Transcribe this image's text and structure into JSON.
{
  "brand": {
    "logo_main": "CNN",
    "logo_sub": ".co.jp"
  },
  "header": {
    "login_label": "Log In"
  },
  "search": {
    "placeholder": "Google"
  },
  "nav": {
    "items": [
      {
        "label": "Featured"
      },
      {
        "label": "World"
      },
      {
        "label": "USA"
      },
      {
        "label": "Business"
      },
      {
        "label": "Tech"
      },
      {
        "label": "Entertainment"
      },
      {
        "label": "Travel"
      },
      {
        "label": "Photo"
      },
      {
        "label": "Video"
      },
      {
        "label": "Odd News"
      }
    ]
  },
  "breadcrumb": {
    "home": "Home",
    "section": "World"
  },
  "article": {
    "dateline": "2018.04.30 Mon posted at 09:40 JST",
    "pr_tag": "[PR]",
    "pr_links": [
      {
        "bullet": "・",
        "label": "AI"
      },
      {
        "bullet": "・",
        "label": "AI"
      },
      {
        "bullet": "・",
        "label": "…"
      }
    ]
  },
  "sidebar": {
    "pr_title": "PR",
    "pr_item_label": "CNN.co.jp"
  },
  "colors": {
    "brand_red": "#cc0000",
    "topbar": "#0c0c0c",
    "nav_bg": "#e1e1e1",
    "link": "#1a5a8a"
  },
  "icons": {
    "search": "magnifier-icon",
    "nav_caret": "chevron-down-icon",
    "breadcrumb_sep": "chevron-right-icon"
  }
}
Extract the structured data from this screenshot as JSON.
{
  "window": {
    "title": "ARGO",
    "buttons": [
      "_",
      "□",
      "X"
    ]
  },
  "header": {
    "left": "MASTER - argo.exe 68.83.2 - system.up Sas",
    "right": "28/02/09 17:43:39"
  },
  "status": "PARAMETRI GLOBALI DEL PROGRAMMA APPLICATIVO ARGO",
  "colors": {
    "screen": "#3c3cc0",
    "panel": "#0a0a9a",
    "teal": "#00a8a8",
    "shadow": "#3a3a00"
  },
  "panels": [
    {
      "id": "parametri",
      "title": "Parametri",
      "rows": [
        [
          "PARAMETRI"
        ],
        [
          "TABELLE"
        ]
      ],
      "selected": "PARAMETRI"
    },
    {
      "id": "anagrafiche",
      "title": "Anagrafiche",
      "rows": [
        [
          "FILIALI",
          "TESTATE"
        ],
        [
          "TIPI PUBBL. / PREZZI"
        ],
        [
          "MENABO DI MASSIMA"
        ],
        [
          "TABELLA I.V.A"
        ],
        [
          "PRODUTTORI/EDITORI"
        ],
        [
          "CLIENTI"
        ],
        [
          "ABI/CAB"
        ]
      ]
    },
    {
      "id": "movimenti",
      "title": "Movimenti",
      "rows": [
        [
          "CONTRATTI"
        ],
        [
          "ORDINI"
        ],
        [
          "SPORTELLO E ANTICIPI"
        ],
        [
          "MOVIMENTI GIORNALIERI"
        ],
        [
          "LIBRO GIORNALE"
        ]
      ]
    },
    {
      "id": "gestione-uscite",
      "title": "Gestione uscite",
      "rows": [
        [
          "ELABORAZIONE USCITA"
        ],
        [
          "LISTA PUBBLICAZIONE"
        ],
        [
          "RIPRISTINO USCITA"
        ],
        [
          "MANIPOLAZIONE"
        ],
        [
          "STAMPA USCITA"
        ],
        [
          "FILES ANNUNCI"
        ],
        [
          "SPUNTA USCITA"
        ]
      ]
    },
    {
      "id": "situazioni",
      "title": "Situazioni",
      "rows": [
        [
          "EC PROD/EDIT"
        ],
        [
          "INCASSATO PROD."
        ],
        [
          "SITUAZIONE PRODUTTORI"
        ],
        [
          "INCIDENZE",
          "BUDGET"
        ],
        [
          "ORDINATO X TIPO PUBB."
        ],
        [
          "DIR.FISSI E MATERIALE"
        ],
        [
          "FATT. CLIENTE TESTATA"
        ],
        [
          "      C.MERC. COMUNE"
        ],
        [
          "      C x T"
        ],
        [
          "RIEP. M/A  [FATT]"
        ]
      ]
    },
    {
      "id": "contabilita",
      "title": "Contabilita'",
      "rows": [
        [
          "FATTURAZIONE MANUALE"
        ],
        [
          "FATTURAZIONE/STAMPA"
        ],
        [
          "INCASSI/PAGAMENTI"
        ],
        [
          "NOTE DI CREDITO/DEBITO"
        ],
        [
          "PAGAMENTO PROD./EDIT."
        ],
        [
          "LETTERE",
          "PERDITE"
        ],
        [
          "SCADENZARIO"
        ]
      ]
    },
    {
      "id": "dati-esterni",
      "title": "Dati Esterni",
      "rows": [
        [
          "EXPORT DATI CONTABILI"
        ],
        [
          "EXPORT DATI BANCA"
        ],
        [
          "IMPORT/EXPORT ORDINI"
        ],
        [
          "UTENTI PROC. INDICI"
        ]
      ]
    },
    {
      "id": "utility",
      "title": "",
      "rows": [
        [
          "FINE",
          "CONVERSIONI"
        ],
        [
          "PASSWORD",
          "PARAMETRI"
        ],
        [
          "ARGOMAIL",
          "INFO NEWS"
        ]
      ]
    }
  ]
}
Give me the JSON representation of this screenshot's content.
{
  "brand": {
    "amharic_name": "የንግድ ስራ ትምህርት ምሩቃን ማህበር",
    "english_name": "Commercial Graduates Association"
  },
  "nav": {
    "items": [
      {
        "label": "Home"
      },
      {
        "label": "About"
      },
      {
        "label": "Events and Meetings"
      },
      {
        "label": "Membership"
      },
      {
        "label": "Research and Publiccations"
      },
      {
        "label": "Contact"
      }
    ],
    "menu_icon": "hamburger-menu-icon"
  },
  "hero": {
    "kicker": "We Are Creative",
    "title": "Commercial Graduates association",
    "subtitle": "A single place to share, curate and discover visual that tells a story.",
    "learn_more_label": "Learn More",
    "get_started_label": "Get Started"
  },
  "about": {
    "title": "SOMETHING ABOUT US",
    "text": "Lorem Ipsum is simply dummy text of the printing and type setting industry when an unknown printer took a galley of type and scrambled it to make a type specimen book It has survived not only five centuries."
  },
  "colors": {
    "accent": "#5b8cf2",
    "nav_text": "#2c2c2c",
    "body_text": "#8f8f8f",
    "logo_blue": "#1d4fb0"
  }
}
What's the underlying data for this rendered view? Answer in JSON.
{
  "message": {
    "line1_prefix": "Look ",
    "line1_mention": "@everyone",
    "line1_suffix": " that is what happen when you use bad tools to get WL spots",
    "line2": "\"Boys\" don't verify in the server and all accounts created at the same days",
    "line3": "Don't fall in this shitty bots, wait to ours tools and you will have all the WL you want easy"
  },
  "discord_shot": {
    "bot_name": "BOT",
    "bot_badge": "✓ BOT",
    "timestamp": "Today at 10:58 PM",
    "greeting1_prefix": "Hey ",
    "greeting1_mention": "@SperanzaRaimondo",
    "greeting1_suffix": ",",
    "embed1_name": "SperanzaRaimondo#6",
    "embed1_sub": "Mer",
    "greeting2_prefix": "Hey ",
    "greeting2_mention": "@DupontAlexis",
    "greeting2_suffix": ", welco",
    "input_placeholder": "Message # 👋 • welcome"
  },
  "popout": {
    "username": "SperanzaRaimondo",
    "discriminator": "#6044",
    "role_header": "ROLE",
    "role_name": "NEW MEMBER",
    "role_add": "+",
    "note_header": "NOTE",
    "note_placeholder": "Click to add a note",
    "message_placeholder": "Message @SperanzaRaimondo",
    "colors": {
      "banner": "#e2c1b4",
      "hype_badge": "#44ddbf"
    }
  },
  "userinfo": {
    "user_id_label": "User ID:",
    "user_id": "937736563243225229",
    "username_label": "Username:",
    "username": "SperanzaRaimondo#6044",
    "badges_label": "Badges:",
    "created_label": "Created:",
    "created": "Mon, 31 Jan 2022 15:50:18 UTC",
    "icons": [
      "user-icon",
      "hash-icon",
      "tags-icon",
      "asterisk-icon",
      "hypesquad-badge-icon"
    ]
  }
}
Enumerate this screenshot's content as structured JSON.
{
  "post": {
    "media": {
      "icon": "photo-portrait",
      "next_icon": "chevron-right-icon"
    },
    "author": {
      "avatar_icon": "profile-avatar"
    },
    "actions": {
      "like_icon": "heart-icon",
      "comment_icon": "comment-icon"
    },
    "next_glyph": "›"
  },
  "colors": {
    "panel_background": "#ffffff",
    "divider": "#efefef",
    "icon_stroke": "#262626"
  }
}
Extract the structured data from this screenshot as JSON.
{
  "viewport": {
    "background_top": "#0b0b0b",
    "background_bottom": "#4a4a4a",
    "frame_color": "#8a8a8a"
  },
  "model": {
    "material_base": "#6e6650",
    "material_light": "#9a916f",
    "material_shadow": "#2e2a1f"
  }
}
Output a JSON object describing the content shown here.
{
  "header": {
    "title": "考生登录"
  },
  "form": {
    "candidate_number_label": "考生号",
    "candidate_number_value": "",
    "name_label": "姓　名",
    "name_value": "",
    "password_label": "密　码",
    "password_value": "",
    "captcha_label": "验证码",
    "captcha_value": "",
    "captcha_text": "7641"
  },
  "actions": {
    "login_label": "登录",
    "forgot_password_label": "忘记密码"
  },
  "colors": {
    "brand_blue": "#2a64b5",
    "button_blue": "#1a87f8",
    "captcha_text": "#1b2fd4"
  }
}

[EXERCISE AIM]: Using the records above, gather all lines where the string "chevron" is present.

[COMPLETED EXERCISE]:
    "nav_caret": "chevron-down-icon",
    "breadcrumb_sep": "chevron-right-icon"
      "next_icon": "chevron-right-icon"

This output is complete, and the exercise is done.